WORK REQUIRED:
Locate every line in the material below that has the word "best". Copy each of those lines.

=-=-=-=-=

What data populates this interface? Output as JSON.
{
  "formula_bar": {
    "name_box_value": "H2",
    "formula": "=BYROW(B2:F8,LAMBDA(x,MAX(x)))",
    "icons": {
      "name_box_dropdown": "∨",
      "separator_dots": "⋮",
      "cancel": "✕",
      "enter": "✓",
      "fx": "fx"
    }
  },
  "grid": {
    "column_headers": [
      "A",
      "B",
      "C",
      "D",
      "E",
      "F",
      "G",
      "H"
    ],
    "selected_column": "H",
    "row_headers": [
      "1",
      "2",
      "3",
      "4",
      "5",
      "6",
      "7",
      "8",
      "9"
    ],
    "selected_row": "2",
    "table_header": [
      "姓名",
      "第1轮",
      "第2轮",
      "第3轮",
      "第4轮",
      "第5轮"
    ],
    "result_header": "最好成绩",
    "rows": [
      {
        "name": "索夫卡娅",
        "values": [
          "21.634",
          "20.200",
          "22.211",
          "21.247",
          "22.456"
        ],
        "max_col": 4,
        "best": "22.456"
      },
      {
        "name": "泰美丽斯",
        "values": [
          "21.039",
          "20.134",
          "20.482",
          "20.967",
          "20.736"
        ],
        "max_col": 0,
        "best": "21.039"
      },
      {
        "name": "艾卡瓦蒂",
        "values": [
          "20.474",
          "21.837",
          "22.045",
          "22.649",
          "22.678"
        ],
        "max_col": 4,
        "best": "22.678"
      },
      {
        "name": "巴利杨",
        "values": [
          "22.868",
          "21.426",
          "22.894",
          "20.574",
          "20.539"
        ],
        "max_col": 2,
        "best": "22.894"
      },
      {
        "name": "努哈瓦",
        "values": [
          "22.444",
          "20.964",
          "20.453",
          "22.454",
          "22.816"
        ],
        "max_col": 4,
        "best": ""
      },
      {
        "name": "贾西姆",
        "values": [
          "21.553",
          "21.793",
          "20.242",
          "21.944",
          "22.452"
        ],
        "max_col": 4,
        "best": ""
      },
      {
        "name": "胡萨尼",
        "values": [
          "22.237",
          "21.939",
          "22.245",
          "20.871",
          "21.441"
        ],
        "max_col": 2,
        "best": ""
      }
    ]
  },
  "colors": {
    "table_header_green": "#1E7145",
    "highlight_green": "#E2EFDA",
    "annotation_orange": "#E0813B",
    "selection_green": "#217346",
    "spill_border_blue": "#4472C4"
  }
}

=-=-=-=-=

TASK ANSWER:
        "best": "22.456"
        "best": "21.039"
        "best": "22.678"
        "best": "22.894"
        "best": ""
        "best": ""
        "best": ""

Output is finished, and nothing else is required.